Rispondi in breve a queste domande sul brano che segue, dedicato a Inanna:
1. In che stato entra Inanna nella sala del trono?
2. Chi la circonda e pronuncia la sentenza contro di lei?
3. Dove viene appesa alla fine?

_Brano dato_.
>>>
A quel punto il poema racconta di come "nuda e china a terra, Inanna entrò nella sala del trono. Ereshkigal si alzò dal trono. Inanna si avviò verso il trono. Gli Annuna, i giudici del mondo sotterraneo, la circondarono. Pronunciarono la sentenza contro di lei. Allora Ereshkigal fissò su Inanna gli occhi della morte. Pronunciò contro di lei la parola dell’ira. Emise contro di lei il grido della colpa. La colpì. Inanna fu mutata in un cadavere, un pezzo di carne putrescente e fu appesa a un gancio nel muro".
<<<
_Blocco dati_.
>>>
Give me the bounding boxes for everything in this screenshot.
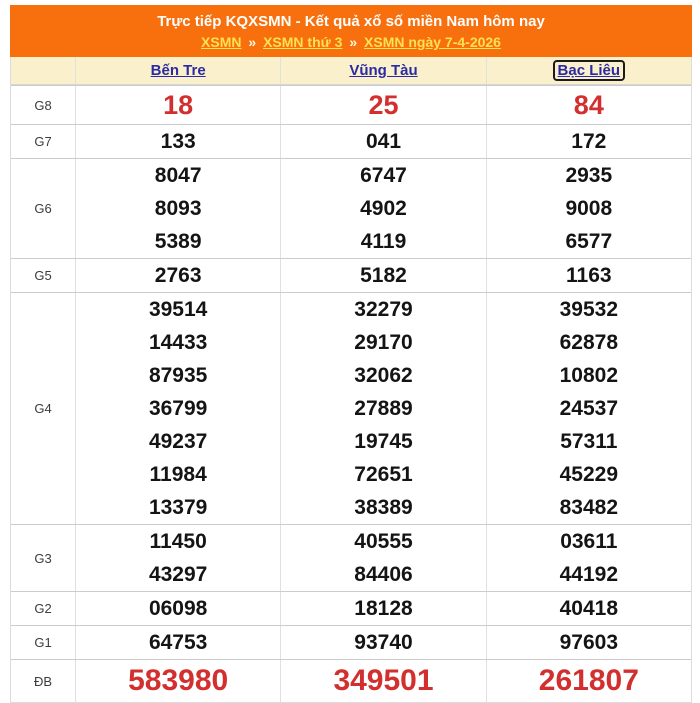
<<<
_Soluzione_.
1. Nuda e china a terra.
2. Gli Annuna, i giudici del mondo sotterraneo.
3. A un gancio nel muro.